Required task -
Write the records out again, keeping each line exactly as it is.

** begin Task inputs **

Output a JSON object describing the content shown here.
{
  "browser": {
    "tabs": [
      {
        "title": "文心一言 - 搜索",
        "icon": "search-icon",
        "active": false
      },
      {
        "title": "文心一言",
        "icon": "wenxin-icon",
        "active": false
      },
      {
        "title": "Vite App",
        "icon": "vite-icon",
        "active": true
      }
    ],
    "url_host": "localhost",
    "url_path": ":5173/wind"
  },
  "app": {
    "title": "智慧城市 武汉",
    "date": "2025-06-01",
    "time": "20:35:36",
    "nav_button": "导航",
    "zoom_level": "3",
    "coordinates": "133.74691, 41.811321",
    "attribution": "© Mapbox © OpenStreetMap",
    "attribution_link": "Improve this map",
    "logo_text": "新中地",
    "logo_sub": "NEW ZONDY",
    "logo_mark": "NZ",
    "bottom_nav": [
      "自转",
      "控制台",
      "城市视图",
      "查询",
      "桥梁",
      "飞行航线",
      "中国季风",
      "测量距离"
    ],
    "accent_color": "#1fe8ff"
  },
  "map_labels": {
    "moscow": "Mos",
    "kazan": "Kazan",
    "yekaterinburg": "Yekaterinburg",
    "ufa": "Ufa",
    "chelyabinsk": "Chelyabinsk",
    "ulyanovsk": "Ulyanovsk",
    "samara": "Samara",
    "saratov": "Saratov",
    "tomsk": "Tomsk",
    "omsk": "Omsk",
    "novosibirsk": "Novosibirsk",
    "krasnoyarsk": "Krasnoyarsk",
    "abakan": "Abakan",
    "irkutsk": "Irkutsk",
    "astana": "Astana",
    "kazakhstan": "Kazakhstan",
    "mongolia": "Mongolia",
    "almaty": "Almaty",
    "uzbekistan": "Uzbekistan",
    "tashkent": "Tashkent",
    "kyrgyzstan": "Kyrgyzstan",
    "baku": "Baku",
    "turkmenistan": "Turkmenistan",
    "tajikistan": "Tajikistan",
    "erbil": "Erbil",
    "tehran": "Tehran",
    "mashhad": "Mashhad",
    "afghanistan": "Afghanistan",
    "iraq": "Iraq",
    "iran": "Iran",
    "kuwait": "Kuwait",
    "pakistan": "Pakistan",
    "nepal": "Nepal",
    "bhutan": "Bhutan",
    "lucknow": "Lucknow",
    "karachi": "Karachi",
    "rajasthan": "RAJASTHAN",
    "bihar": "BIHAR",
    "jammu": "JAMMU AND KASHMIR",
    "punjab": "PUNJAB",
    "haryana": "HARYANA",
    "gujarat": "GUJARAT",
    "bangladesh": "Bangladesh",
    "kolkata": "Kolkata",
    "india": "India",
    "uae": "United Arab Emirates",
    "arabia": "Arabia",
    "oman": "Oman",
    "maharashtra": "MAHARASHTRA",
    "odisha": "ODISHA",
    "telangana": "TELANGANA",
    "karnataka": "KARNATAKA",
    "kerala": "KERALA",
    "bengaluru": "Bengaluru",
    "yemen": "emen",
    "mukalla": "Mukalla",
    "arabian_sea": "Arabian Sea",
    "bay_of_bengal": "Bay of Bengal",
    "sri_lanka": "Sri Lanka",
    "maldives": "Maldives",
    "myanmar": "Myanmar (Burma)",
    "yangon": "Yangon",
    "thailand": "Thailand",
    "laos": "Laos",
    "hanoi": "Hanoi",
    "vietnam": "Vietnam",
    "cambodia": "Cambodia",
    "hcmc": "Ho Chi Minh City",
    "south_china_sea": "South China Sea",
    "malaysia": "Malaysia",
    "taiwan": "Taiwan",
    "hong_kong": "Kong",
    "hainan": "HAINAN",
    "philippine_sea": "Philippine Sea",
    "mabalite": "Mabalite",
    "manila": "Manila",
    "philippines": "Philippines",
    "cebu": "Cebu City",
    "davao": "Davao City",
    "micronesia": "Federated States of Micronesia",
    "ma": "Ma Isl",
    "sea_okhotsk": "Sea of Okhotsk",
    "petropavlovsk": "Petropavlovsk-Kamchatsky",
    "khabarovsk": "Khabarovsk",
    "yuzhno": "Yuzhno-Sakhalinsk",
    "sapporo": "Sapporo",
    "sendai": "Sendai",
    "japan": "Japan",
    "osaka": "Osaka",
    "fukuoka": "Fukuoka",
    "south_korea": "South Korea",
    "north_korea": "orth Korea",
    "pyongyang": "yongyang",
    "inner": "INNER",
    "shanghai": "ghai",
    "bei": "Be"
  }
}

** end Task inputs **

Solved problem -
Output a JSON object describing the content shown here.
{
  "browser": {
    "tabs": [
      {
        "title": "文心一言 - 搜索",
        "icon": "search-icon",
        "active": false
      },
      {
        "title": "文心一言",
        "icon": "wenxin-icon",
        "active": false
      },
      {
        "title": "Vite App",
        "icon": "vite-icon",
        "active": true
      }
    ],
    "url_host": "localhost",
    "url_path": ":5173/wind"
  },
  "app": {
    "title": "智慧城市 武汉",
    "date": "2025-06-01",
    "time": "20:35:36",
    "nav_button": "导航",
    "zoom_level": "3",
    "coordinates": "133.74691, 41.811321",
    "attribution": "© Mapbox © OpenStreetMap",
    "attribution_link": "Improve this map",
    "logo_text": "新中地",
    "logo_sub": "NEW ZONDY",
    "logo_mark": "NZ",
    "bottom_nav": [
      "自转",
      "控制台",
      "城市视图",
      "查询",
      "桥梁",
      "飞行航线",
      "中国季风",
      "测量距离"
    ],
    "accent_color": "#1fe8ff"
  },
  "map_labels": {
    "moscow": "Mos",
    "kazan": "Kazan",
    "yekaterinburg": "Yekaterinburg",
    "ufa": "Ufa",
    "chelyabinsk": "Chelyabinsk",
    "ulyanovsk": "Ulyanovsk",
    "samara": "Samara",
    "saratov": "Saratov",
    "tomsk": "Tomsk",
    "omsk": "Omsk",
    "novosibirsk": "Novosibirsk",
    "krasnoyarsk": "Krasnoyarsk",
    "abakan": "Abakan",
    "irkutsk": "Irkutsk",
    "astana": "Astana",
    "kazakhstan": "Kazakhstan",
    "mongolia": "Mongolia",
    "almaty": "Almaty",
    "uzbekistan": "Uzbekistan",
    "tashkent": "Tashkent",
    "kyrgyzstan": "Kyrgyzstan",
    "baku": "Baku",
    "turkmenistan": "Turkmenistan",
    "tajikistan": "Tajikistan",
    "erbil": "Erbil",
    "tehran": "Tehran",
    "mashhad": "Mashhad",
    "afghanistan": "Afghanistan",
    "iraq": "Iraq",
    "iran": "Iran",
    "kuwait": "Kuwait",
    "pakistan": "Pakistan",
    "nepal": "Nepal",
    "bhutan": "Bhutan",
    "lucknow": "Lucknow",
    "karachi": "Karachi",
    "rajasthan": "RAJASTHAN",
    "bihar": "BIHAR",
    "jammu": "JAMMU AND KASHMIR",
    "punjab": "PUNJAB",
    "haryana": "HARYANA",
    "gujarat": "GUJARAT",
    "bangladesh": "Bangladesh",
    "kolkata": "Kolkata",
    "india": "India",
    "uae": "United Arab Emirates",
    "arabia": "Arabia",
    "oman": "Oman",
    "maharashtra": "MAHARASHTRA",
    "odisha": "ODISHA",
    "telangana": "TELANGANA",
    "karnataka": "KARNATAKA",
    "kerala": "KERALA",
    "bengaluru": "Bengaluru",
    "yemen": "emen",
    "mukalla": "Mukalla",
    "arabian_sea": "Arabian Sea",
    "bay_of_bengal": "Bay of Bengal",
    "sri_lanka": "Sri Lanka",
    "maldives": "Maldives",
    "myanmar": "Myanmar (Burma)",
    "yangon": "Yangon",
    "thailand": "Thailand",
    "laos": "Laos",
    "hanoi": "Hanoi",
    "vietnam": "Vietnam",
    "cambodia": "Cambodia",
    "hcmc": "Ho Chi Minh City",
    "south_china_sea": "South China Sea",
    "malaysia": "Malaysia",
    "taiwan": "Taiwan",
    "hong_kong": "Kong",
    "hainan": "HAINAN",
    "philippine_sea": "Philippine Sea",
    "mabalite": "Mabalite",
    "manila": "Manila",
    "philippines": "Philippines",
    "cebu": "Cebu City",
    "davao": "Davao City",
    "micronesia": "Federated States of Micronesia",
    "ma": "Ma Isl",
    "sea_okhotsk": "Sea of Okhotsk",
    "petropavlovsk": "Petropavlovsk-Kamchatsky",
    "khabarovsk": "Khabarovsk",
    "yuzhno": "Yuzhno-Sakhalinsk",
    "sapporo": "Sapporo",
    "sendai": "Sendai",
    "japan": "Japan",
    "osaka": "Osaka",
    "fukuoka": "Fukuoka",
    "south_korea": "South Korea",
    "north_korea": "orth Korea",
    "pyongyang": "yongyang",
    "inner": "INNER",
    "shanghai": "ghai",
    "bei": "Be"
  }
}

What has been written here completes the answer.